WHAT THE EXERCISE ASKS: All of the material below is to be returned exactly.
______
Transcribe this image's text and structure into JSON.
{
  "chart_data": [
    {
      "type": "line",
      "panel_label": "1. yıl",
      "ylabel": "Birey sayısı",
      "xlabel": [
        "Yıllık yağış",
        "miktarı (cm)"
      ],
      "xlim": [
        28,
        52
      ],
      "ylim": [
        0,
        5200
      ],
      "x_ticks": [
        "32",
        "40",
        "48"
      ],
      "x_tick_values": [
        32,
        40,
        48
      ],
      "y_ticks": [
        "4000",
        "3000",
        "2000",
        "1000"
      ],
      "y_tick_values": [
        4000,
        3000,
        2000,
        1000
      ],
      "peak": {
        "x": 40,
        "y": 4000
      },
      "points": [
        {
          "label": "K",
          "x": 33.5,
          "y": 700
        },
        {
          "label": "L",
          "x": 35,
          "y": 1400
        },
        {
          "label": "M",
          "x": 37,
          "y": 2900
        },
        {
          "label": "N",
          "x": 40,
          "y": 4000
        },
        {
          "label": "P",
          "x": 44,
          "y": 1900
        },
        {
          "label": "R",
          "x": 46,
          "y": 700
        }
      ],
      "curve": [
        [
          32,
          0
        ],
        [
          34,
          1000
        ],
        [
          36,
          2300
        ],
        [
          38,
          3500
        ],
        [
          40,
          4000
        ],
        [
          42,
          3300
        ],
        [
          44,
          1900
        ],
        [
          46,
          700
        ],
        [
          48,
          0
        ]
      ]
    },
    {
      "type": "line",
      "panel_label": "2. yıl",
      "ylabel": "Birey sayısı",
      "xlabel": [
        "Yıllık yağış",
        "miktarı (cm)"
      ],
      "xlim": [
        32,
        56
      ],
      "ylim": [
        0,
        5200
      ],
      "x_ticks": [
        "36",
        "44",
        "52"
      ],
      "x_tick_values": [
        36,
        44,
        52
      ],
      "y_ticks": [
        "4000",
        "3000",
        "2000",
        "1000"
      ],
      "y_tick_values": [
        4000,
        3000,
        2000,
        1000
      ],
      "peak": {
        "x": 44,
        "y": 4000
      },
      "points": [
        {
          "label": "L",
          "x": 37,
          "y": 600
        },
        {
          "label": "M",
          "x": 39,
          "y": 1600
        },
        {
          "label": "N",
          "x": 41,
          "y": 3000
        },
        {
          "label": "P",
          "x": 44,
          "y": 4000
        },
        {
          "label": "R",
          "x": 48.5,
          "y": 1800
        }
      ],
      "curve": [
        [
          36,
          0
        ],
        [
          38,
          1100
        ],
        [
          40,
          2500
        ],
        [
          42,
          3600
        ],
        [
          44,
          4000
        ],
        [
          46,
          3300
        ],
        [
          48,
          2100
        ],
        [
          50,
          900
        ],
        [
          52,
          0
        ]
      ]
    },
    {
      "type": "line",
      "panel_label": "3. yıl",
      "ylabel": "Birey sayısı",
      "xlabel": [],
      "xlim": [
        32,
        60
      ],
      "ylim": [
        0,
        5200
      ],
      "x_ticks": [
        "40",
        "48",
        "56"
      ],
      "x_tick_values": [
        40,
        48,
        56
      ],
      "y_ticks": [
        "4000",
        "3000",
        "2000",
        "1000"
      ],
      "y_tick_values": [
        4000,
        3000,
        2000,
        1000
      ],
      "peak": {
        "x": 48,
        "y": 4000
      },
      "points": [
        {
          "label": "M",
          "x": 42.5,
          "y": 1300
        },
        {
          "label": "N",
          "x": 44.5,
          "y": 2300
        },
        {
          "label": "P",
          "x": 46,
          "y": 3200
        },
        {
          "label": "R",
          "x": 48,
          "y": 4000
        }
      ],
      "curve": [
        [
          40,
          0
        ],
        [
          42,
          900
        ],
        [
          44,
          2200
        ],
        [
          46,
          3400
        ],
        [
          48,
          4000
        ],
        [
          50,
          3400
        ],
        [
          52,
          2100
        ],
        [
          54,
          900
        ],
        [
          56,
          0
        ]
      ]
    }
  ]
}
______
COMPLETE OUTPUT:
Transcribe this image's text and structure into JSON.
{
  "chart_data": [
    {
      "type": "line",
      "panel_label": "1. yıl",
      "ylabel": "Birey sayısı",
      "xlabel": [
        "Yıllık yağış",
        "miktarı (cm)"
      ],
      "xlim": [
        28,
        52
      ],
      "ylim": [
        0,
        5200
      ],
      "x_ticks": [
        "32",
        "40",
        "48"
      ],
      "x_tick_values": [
        32,
        40,
        48
      ],
      "y_ticks": [
        "4000",
        "3000",
        "2000",
        "1000"
      ],
      "y_tick_values": [
        4000,
        3000,
        2000,
        1000
      ],
      "peak": {
        "x": 40,
        "y": 4000
      },
      "points": [
        {
          "label": "K",
          "x": 33.5,
          "y": 700
        },
        {
          "label": "L",
          "x": 35,
          "y": 1400
        },
        {
          "label": "M",
          "x": 37,
          "y": 2900
        },
        {
          "label": "N",
          "x": 40,
          "y": 4000
        },
        {
          "label": "P",
          "x": 44,
          "y": 1900
        },
        {
          "label": "R",
          "x": 46,
          "y": 700
        }
      ],
      "curve": [
        [
          32,
          0
        ],
        [
          34,
          1000
        ],
        [
          36,
          2300
        ],
        [
          38,
          3500
        ],
        [
          40,
          4000
        ],
        [
          42,
          3300
        ],
        [
          44,
          1900
        ],
        [
          46,
          700
        ],
        [
          48,
          0
        ]
      ]
    },
    {
      "type": "line",
      "panel_label": "2. yıl",
      "ylabel": "Birey sayısı",
      "xlabel": [
        "Yıllık yağış",
        "miktarı (cm)"
      ],
      "xlim": [
        32,
        56
      ],
      "ylim": [
        0,
        5200
      ],
      "x_ticks": [
        "36",
        "44",
        "52"
      ],
      "x_tick_values": [
        36,
        44,
        52
      ],
      "y_ticks": [
        "4000",
        "3000",
        "2000",
        "1000"
      ],
      "y_tick_values": [
        4000,
        3000,
        2000,
        1000
      ],
      "peak": {
        "x": 44,
        "y": 4000
      },
      "points": [
        {
          "label": "L",
          "x": 37,
          "y": 600
        },
        {
          "label": "M",
          "x": 39,
          "y": 1600
        },
        {
          "label": "N",
          "x": 41,
          "y": 3000
        },
        {
          "label": "P",
          "x": 44,
          "y": 4000
        },
        {
          "label": "R",
          "x": 48.5,
          "y": 1800
        }
      ],
      "curve": [
        [
          36,
          0
        ],
        [
          38,
          1100
        ],
        [
          40,
          2500
        ],
        [
          42,
          3600
        ],
        [
          44,
          4000
        ],
        [
          46,
          3300
        ],
        [
          48,
          2100
        ],
        [
          50,
          900
        ],
        [
          52,
          0
        ]
      ]
    },
    {
      "type": "line",
      "panel_label": "3. yıl",
      "ylabel": "Birey sayısı",
      "xlabel": [],
      "xlim": [
        32,
        60
      ],
      "ylim": [
        0,
        5200
      ],
      "x_ticks": [
        "40",
        "48",
        "56"
      ],
      "x_tick_values": [
        40,
        48,
        56
      ],
      "y_ticks": [
        "4000",
        "3000",
        "2000",
        "1000"
      ],
      "y_tick_values": [
        4000,
        3000,
        2000,
        1000
      ],
      "peak": {
        "x": 48,
        "y": 4000
      },
      "points": [
        {
          "label": "M",
          "x": 42.5,
          "y": 1300
        },
        {
          "label": "N",
          "x": 44.5,
          "y": 2300
        },
        {
          "label": "P",
          "x": 46,
          "y": 3200
        },
        {
          "label": "R",
          "x": 48,
          "y": 4000
        }
      ],
      "curve": [
        [
          40,
          0
        ],
        [
          42,
          900
        ],
        [
          44,
          2200
        ],
        [
          46,
          3400
        ],
        [
          48,
          4000
        ],
        [
          50,
          3400
        ],
        [
          52,
          2100
        ],
        [
          54,
          900
        ],
        [
          56,
          0
        ]
      ]
    }
  ]
}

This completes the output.